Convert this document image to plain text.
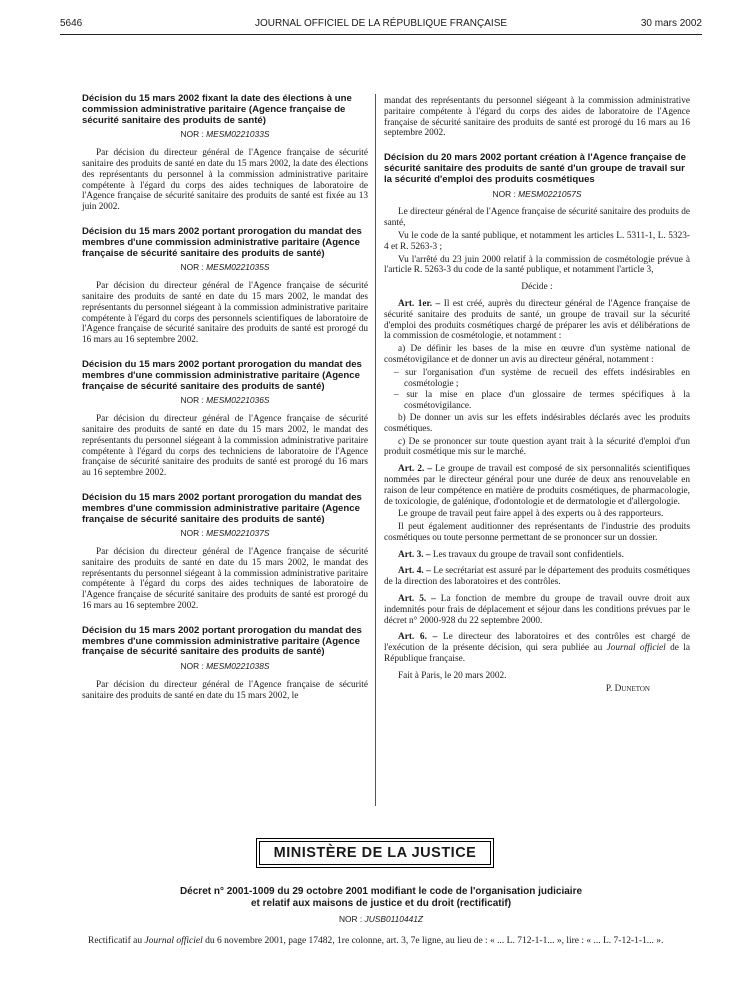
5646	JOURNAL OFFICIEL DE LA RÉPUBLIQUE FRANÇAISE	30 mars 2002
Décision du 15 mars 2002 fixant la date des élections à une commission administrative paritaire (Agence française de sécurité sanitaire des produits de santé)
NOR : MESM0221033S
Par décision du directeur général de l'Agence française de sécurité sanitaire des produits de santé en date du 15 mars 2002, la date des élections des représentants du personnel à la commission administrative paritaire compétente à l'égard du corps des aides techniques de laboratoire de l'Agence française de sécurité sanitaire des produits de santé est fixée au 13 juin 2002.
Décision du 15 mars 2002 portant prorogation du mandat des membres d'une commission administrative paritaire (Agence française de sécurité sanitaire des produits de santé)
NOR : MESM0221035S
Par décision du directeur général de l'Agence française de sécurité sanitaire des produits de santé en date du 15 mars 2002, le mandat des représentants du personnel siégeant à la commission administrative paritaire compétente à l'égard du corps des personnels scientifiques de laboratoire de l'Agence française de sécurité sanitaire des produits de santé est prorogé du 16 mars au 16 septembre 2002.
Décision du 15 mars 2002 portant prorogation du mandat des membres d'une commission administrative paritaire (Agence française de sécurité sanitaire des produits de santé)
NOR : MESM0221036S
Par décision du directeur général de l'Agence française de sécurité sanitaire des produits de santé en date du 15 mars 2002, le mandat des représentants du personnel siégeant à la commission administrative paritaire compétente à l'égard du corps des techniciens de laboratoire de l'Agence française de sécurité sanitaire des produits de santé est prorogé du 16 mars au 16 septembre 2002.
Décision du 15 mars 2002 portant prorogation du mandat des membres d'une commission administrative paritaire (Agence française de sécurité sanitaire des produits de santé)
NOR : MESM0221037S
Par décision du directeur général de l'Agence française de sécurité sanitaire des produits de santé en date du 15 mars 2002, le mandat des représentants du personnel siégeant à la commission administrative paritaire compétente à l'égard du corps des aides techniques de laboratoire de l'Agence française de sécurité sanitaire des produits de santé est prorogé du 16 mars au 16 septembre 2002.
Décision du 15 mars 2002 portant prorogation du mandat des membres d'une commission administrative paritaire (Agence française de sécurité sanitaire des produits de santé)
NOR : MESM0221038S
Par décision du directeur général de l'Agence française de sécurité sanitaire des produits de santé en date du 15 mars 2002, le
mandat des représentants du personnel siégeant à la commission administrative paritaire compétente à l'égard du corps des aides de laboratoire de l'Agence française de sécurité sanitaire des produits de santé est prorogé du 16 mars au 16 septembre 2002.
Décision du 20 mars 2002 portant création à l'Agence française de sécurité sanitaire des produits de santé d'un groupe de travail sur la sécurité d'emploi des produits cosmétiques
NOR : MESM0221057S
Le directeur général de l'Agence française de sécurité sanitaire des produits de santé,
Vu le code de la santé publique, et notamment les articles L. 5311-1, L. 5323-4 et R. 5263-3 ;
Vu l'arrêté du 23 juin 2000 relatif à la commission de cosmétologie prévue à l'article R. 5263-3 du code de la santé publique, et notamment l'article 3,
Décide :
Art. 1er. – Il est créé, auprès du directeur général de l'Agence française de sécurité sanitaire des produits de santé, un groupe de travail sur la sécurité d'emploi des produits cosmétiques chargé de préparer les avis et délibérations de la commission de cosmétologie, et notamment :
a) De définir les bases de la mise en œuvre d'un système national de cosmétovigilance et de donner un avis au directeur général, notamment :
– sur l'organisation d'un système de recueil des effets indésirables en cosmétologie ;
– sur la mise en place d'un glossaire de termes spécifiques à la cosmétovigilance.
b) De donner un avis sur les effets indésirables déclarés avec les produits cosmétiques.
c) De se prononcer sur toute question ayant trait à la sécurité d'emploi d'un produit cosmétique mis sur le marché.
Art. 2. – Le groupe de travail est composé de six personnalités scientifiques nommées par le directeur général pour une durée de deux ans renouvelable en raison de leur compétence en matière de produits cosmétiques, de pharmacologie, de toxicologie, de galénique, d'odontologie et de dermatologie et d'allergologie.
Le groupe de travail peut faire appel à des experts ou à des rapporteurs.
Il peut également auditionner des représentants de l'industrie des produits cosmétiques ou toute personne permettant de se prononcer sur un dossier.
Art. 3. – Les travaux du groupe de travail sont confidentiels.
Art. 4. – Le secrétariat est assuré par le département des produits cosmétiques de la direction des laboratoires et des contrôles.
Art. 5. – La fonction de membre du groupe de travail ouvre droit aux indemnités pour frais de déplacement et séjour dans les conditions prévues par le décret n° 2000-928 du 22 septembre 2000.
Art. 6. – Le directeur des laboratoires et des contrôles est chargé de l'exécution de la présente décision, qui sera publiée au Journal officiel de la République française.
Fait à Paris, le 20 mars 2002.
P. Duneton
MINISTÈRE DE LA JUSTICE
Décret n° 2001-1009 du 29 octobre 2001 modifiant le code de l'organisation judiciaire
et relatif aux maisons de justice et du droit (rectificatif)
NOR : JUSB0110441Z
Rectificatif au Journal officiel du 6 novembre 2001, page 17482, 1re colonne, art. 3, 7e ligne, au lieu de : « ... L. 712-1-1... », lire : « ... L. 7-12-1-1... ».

...

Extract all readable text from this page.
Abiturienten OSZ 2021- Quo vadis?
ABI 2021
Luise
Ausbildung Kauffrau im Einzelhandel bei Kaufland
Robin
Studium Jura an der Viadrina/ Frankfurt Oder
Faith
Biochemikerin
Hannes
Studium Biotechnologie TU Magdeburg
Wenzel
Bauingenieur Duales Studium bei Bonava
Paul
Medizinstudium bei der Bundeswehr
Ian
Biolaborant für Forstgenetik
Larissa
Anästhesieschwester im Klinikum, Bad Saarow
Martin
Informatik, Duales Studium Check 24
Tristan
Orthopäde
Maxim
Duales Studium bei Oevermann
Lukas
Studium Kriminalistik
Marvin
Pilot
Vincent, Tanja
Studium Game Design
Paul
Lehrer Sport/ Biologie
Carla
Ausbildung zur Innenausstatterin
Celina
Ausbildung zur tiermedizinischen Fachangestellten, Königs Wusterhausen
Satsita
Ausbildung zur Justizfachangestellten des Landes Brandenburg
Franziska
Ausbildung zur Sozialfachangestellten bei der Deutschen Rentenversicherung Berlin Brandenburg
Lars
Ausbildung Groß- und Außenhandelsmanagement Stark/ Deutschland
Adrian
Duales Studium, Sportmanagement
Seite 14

* * *

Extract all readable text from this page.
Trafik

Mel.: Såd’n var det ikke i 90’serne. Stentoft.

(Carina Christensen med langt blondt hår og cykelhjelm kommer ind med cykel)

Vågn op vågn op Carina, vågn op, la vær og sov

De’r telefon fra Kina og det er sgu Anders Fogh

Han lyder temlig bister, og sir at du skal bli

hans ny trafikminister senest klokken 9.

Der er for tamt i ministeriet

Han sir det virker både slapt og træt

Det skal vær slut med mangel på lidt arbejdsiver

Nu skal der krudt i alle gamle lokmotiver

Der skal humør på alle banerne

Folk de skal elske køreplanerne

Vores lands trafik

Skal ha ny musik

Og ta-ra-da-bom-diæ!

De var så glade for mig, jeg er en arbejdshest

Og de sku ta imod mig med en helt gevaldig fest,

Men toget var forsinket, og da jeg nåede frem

TASK OBJECTIVE:
Scan the listing above. Gather each line that contains the word "donner".

FINISHED ANSWER:
a) De définir les bases de la mise en œuvre d'un système national de cosmétovigilance et de donner un avis au directeur général, notamment :
b) De donner un avis sur les effets indésirables déclarés avec les produits cosmétiques.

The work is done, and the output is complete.